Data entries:
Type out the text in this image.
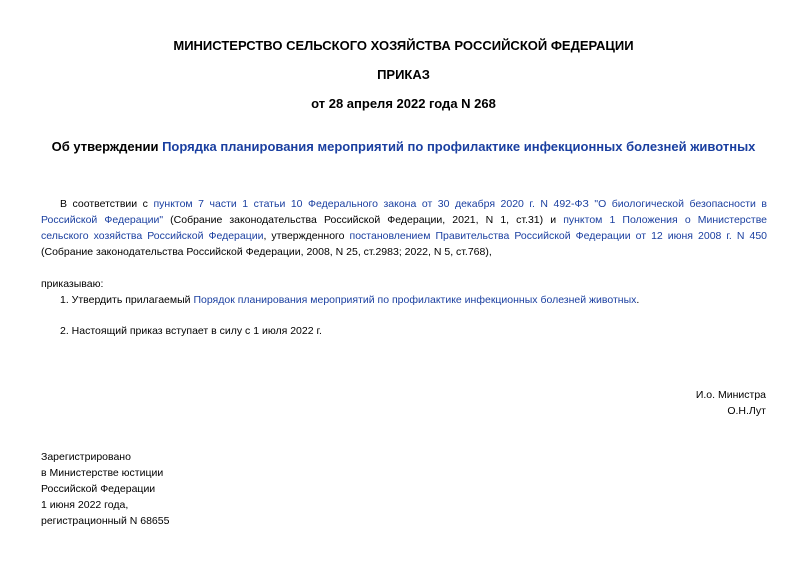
МИНИСТЕРСТВО СЕЛЬСКОГО ХОЗЯЙСТВА РОССИЙСКОЙ ФЕДЕРАЦИИ
ПРИКАЗ
от 28 апреля 2022 года N 268
Об утверждении Порядка планирования мероприятий по профилактике инфекционных болезней животных
В соответствии с пунктом 7 части 1 статьи 10 Федерального закона от 30 декабря 2020 г. N 492-ФЗ "О биологической безопасности в
Российской Федерации" (Собрание законодательства Российской Федерации, 2021, N 1, ст.31) и пунктом 1 Положения о Министерстве
сельского хозяйства Российской Федерации, утвержденного постановлением Правительства Российской Федерации от 12 июня 2008 г. N 450
(Собрание законодательства Российской Федерации, 2008, N 25, ст.2983; 2022, N 5, ст.768),
приказываю:
1. Утвердить прилагаемый Порядок планирования мероприятий по профилактике инфекционных болезней животных.
2. Настоящий приказ вступает в силу с 1 июля 2022 г.
И.о. Министра
О.Н.Лут
Зарегистрировано
в Министерстве юстиции
Российской Федерации
1 июня 2022 года,
регистрационный N 68655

**Task directions:** Copy the records exactly. Skip the pictures.

**The solution:**
Type out the text in this image.
МИНИСТЕРСТВО СЕЛЬСКОГО ХОЗЯЙСТВА РОССИЙСКОЙ ФЕДЕРАЦИИ
ПРИКАЗ
от 28 апреля 2022 года N 268
Об утверждении Порядка планирования мероприятий по профилактике инфекционных болезней животных
В соответствии с пунктом 7 части 1 статьи 10 Федерального закона от 30 декабря 2020 г. N 492-ФЗ "О биологической безопасности в
Российской Федерации" (Собрание законодательства Российской Федерации, 2021, N 1, ст.31) и пунктом 1 Положения о Министерстве
сельского хозяйства Российской Федерации, утвержденного постановлением Правительства Российской Федерации от 12 июня 2008 г. N 450
(Собрание законодательства Российской Федерации, 2008, N 25, ст.2983; 2022, N 5, ст.768),
приказываю:
1. Утвердить прилагаемый Порядок планирования мероприятий по профилактике инфекционных болезней животных.
2. Настоящий приказ вступает в силу с 1 июля 2022 г.
И.о. Министра
О.Н.Лут
Зарегистрировано
в Министерстве юстиции
Российской Федерации
1 июня 2022 года,
регистрационный N 68655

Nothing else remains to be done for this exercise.